▶ [Given data]
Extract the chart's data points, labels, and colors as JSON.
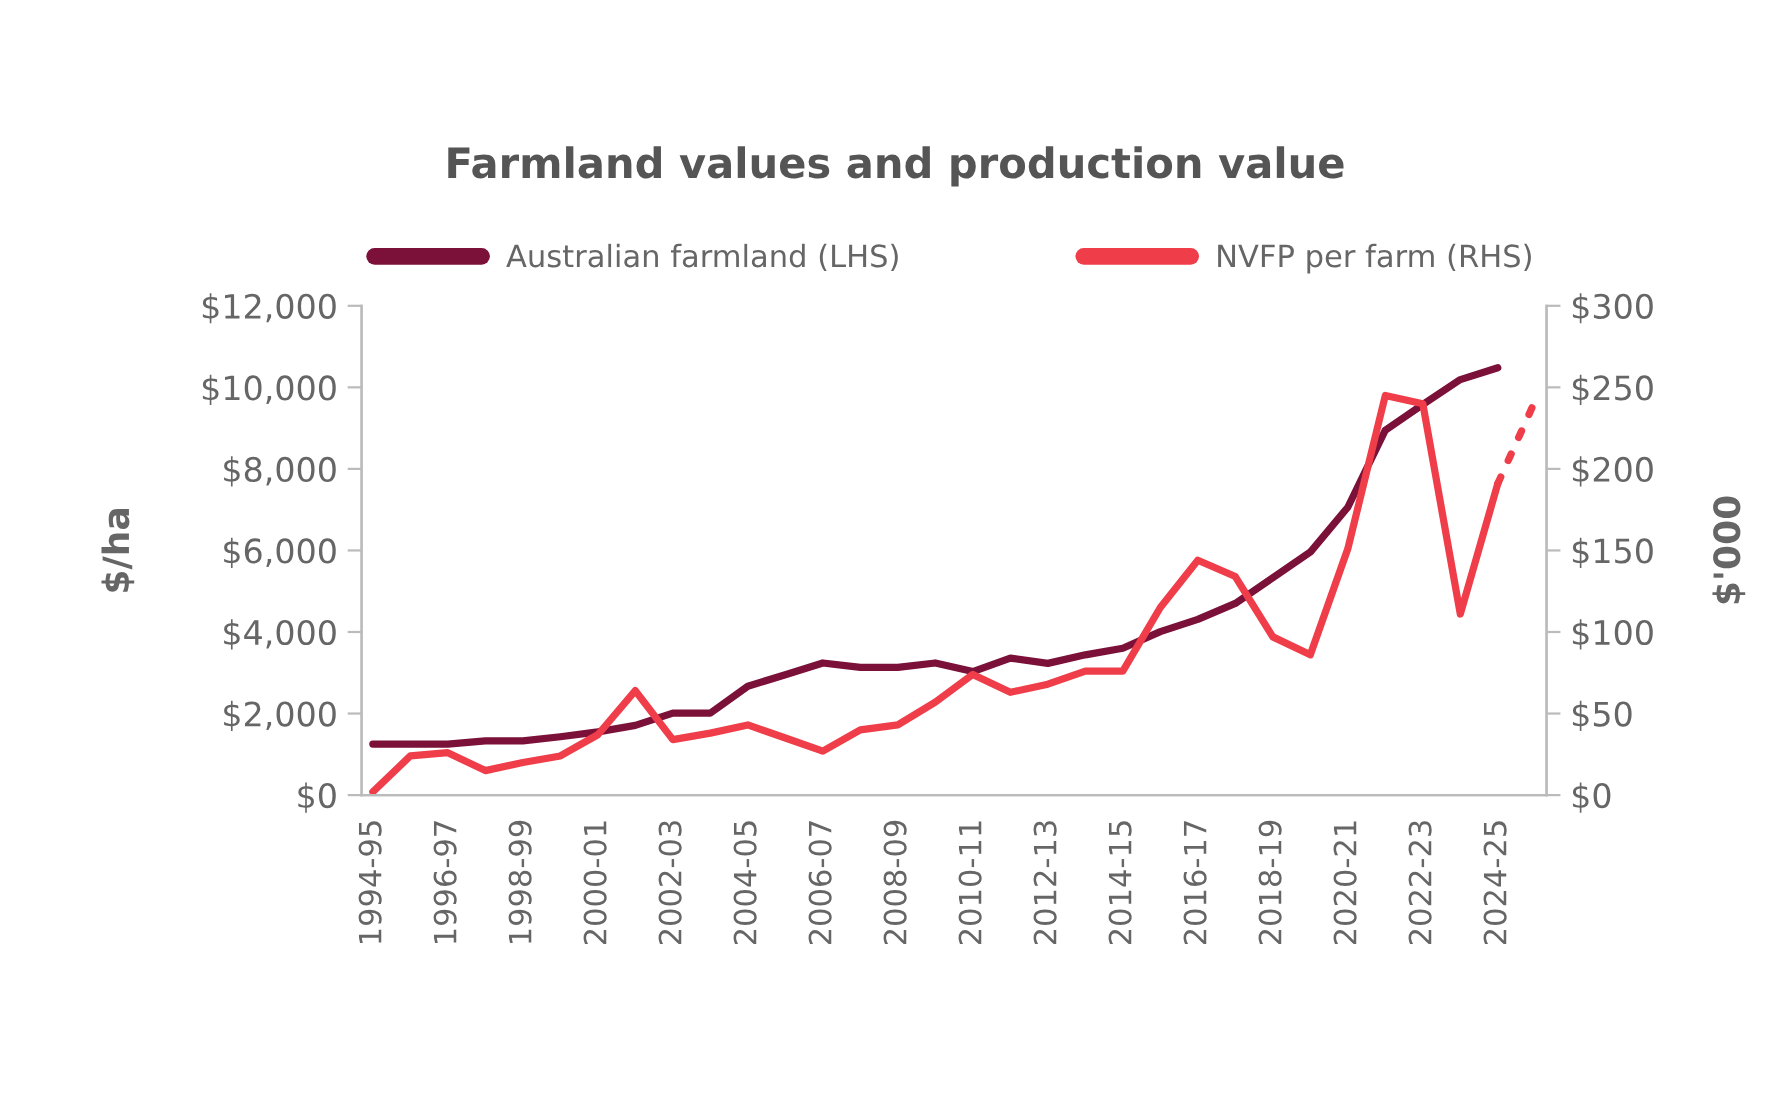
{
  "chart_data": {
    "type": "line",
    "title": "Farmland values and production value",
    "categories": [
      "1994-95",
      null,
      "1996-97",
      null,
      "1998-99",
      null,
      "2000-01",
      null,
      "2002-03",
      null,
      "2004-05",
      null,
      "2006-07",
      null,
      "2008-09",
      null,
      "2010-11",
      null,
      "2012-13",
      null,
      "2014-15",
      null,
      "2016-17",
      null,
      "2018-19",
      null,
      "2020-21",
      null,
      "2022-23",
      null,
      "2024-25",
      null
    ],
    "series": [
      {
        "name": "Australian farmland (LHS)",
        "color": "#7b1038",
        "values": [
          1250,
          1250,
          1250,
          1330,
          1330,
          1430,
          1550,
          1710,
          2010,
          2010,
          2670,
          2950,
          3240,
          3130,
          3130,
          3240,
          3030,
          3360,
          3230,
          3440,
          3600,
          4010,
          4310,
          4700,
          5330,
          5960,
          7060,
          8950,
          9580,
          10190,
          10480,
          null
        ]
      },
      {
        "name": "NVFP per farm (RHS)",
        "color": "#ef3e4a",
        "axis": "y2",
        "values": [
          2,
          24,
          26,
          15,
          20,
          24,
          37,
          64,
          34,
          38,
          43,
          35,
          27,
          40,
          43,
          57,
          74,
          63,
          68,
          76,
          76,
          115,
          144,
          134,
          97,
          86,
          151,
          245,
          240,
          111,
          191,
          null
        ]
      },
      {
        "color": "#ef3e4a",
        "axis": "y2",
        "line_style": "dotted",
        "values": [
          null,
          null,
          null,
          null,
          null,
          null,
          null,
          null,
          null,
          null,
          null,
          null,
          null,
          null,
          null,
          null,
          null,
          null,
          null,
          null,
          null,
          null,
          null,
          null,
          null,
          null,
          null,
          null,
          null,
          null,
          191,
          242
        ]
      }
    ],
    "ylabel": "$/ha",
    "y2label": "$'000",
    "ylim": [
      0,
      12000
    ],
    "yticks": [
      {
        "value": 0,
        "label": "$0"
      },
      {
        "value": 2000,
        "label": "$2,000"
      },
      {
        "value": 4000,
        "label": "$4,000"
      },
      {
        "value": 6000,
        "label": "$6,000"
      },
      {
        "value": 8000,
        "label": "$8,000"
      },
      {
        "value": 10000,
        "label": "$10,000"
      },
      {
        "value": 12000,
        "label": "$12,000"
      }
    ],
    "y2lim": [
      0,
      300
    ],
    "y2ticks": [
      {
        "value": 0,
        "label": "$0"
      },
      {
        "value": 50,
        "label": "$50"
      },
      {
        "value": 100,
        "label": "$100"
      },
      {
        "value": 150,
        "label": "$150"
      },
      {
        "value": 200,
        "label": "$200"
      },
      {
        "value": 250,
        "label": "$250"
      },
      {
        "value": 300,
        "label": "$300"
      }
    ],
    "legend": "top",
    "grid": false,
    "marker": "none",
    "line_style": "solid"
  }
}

▶ [Your task]
Reproduce all entries without any change, and omit the pictures.

▶ [Output]
Extract the chart's data points, labels, and colors as JSON.
{
  "chart_data": {
    "type": "line",
    "title": "Farmland values and production value",
    "categories": [
      "1994-95",
      null,
      "1996-97",
      null,
      "1998-99",
      null,
      "2000-01",
      null,
      "2002-03",
      null,
      "2004-05",
      null,
      "2006-07",
      null,
      "2008-09",
      null,
      "2010-11",
      null,
      "2012-13",
      null,
      "2014-15",
      null,
      "2016-17",
      null,
      "2018-19",
      null,
      "2020-21",
      null,
      "2022-23",
      null,
      "2024-25",
      null
    ],
    "series": [
      {
        "name": "Australian farmland (LHS)",
        "color": "#7b1038",
        "values": [
          1250,
          1250,
          1250,
          1330,
          1330,
          1430,
          1550,
          1710,
          2010,
          2010,
          2670,
          2950,
          3240,
          3130,
          3130,
          3240,
          3030,
          3360,
          3230,
          3440,
          3600,
          4010,
          4310,
          4700,
          5330,
          5960,
          7060,
          8950,
          9580,
          10190,
          10480,
          null
        ]
      },
      {
        "name": "NVFP per farm (RHS)",
        "color": "#ef3e4a",
        "axis": "y2",
        "values": [
          2,
          24,
          26,
          15,
          20,
          24,
          37,
          64,
          34,
          38,
          43,
          35,
          27,
          40,
          43,
          57,
          74,
          63,
          68,
          76,
          76,
          115,
          144,
          134,
          97,
          86,
          151,
          245,
          240,
          111,
          191,
          null
        ]
      },
      {
        "color": "#ef3e4a",
        "axis": "y2",
        "line_style": "dotted",
        "values": [
          null,
          null,
          null,
          null,
          null,
          null,
          null,
          null,
          null,
          null,
          null,
          null,
          null,
          null,
          null,
          null,
          null,
          null,
          null,
          null,
          null,
          null,
          null,
          null,
          null,
          null,
          null,
          null,
          null,
          null,
          191,
          242
        ]
      }
    ],
    "ylabel": "$/ha",
    "y2label": "$'000",
    "ylim": [
      0,
      12000
    ],
    "yticks": [
      {
        "value": 0,
        "label": "$0"
      },
      {
        "value": 2000,
        "label": "$2,000"
      },
      {
        "value": 4000,
        "label": "$4,000"
      },
      {
        "value": 6000,
        "label": "$6,000"
      },
      {
        "value": 8000,
        "label": "$8,000"
      },
      {
        "value": 10000,
        "label": "$10,000"
      },
      {
        "value": 12000,
        "label": "$12,000"
      }
    ],
    "y2lim": [
      0,
      300
    ],
    "y2ticks": [
      {
        "value": 0,
        "label": "$0"
      },
      {
        "value": 50,
        "label": "$50"
      },
      {
        "value": 100,
        "label": "$100"
      },
      {
        "value": 150,
        "label": "$150"
      },
      {
        "value": 200,
        "label": "$200"
      },
      {
        "value": 250,
        "label": "$250"
      },
      {
        "value": 300,
        "label": "$300"
      }
    ],
    "legend": "top",
    "grid": false,
    "marker": "none",
    "line_style": "solid"
  }
}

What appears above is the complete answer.